### Data listing

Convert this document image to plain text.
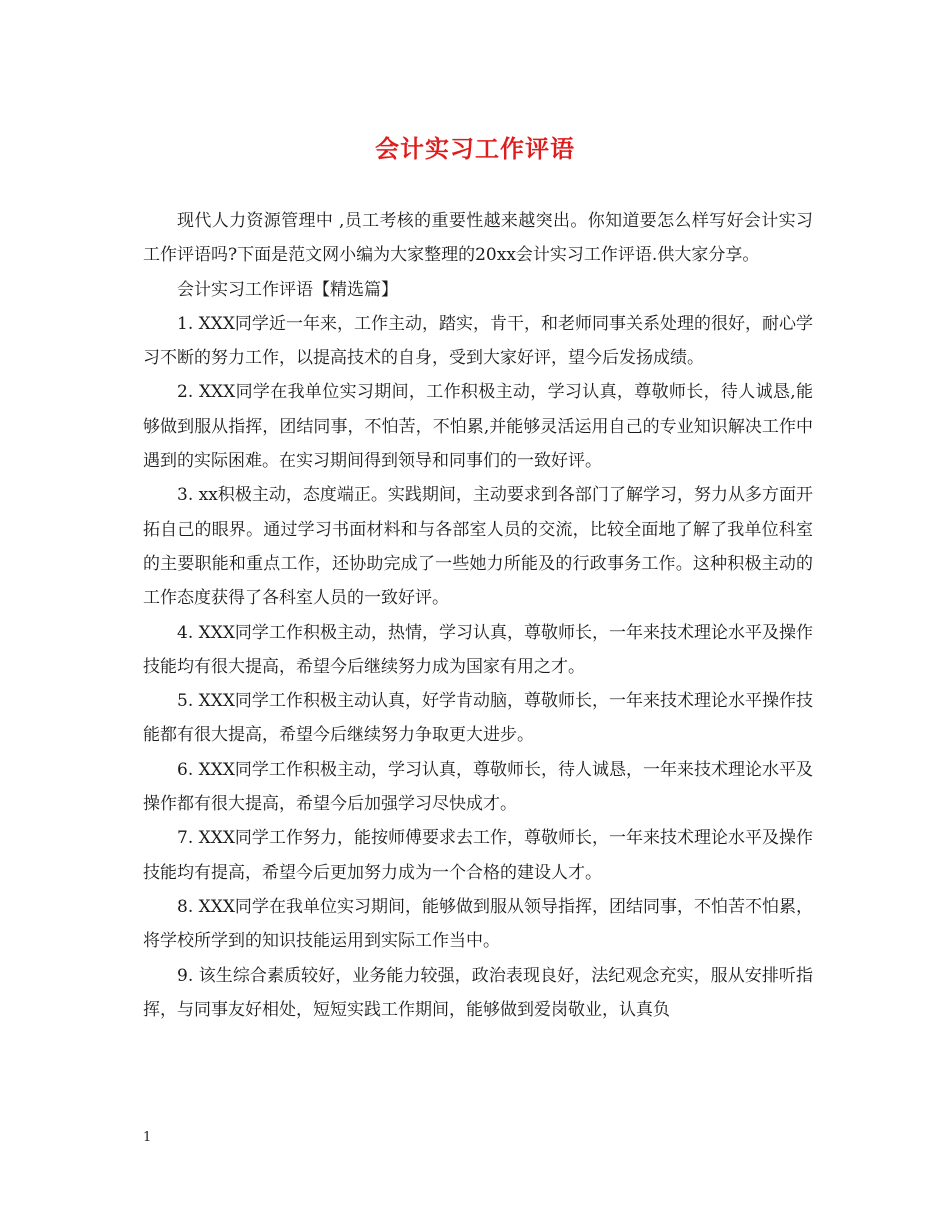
会计实习工作评语

现代人力资源管理中 ,员工考核的重要性越来越突出。你知道要怎么样写好会计实习工作评语吗?下面是范文网小编为大家整理的20xx会计实习工作评语.供大家分享。

会计实习工作评语【精选篇】

1. XXX同学近一年来，工作主动，踏实，肯干，和老师同事关系处理的很好，耐心学习不断的努力工作，以提高技术的自身，受到大家好评，望今后发扬成绩。

2. XXX同学在我单位实习期间，工作积极主动，学习认真，尊敬师长，待人诚恳,能够做到服从指挥，团结同事，不怕苦，不怕累,并能够灵活运用自己的专业知识解决工作中遇到的实际困难。在实习期间得到领导和同事们的一致好评。

3. xx积极主动，态度端正。实践期间，主动要求到各部门了解学习，努力从多方面开拓自己的眼界。通过学习书面材料和与各部室人员的交流，比较全面地了解了我单位科室的主要职能和重点工作，还协助完成了一些她力所能及的行政事务工作。这种积极主动的工作态度获得了各科室人员的一致好评。

4. XXX同学工作积极主动，热情，学习认真，尊敬师长，一年来技术理论水平及操作技能均有很大提高，希望今后继续努力成为国家有用之才。

5. XXX同学工作积极主动认真，好学肯动脑，尊敬师长，一年来技术理论水平操作技能都有很大提高，希望今后继续努力争取更大进步。

6. XXX同学工作积极主动，学习认真，尊敬师长，待人诚恳，一年来技术理论水平及操作都有很大提高，希望今后加强学习尽快成才。

7. XXX同学工作努力，能按师傅要求去工作，尊敬师长，一年来技术理论水平及操作技能均有提高，希望今后更加努力成为一个合格的建设人才。

8. XXX同学在我单位实习期间，能够做到服从领导指挥，团结同事，不怕苦不怕累，将学校所学到的知识技能运用到实际工作当中。

9. 该生综合素质较好，业务能力较强，政治表现良好，法纪观念充实，服从安排听指挥，与同事友好相处，短短实践工作期间，能够做到爱岗敬业，认真负

1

### What is needed
Every line should be retyped exactly, with the pictures omitted.

### Answer to this exercise
Convert this document image to plain text.
会计实习工作评语

现代人力资源管理中 ,员工考核的重要性越来越突出。你知道要怎么样写好会计实习工作评语吗?下面是范文网小编为大家整理的20xx会计实习工作评语.供大家分享。

会计实习工作评语【精选篇】

1. XXX同学近一年来，工作主动，踏实，肯干，和老师同事关系处理的很好，耐心学习不断的努力工作，以提高技术的自身，受到大家好评，望今后发扬成绩。

2. XXX同学在我单位实习期间，工作积极主动，学习认真，尊敬师长，待人诚恳,能够做到服从指挥，团结同事，不怕苦，不怕累,并能够灵活运用自己的专业知识解决工作中遇到的实际困难。在实习期间得到领导和同事们的一致好评。

3. xx积极主动，态度端正。实践期间，主动要求到各部门了解学习，努力从多方面开拓自己的眼界。通过学习书面材料和与各部室人员的交流，比较全面地了解了我单位科室的主要职能和重点工作，还协助完成了一些她力所能及的行政事务工作。这种积极主动的工作态度获得了各科室人员的一致好评。

4. XXX同学工作积极主动，热情，学习认真，尊敬师长，一年来技术理论水平及操作技能均有很大提高，希望今后继续努力成为国家有用之才。

5. XXX同学工作积极主动认真，好学肯动脑，尊敬师长，一年来技术理论水平操作技能都有很大提高，希望今后继续努力争取更大进步。

6. XXX同学工作积极主动，学习认真，尊敬师长，待人诚恳，一年来技术理论水平及操作都有很大提高，希望今后加强学习尽快成才。

7. XXX同学工作努力，能按师傅要求去工作，尊敬师长，一年来技术理论水平及操作技能均有提高，希望今后更加努力成为一个合格的建设人才。

8. XXX同学在我单位实习期间，能够做到服从领导指挥，团结同事，不怕苦不怕累，将学校所学到的知识技能运用到实际工作当中。

9. 该生综合素质较好，业务能力较强，政治表现良好，法纪观念充实，服从安排听指挥，与同事友好相处，短短实践工作期间，能够做到爱岗敬业，认真负

1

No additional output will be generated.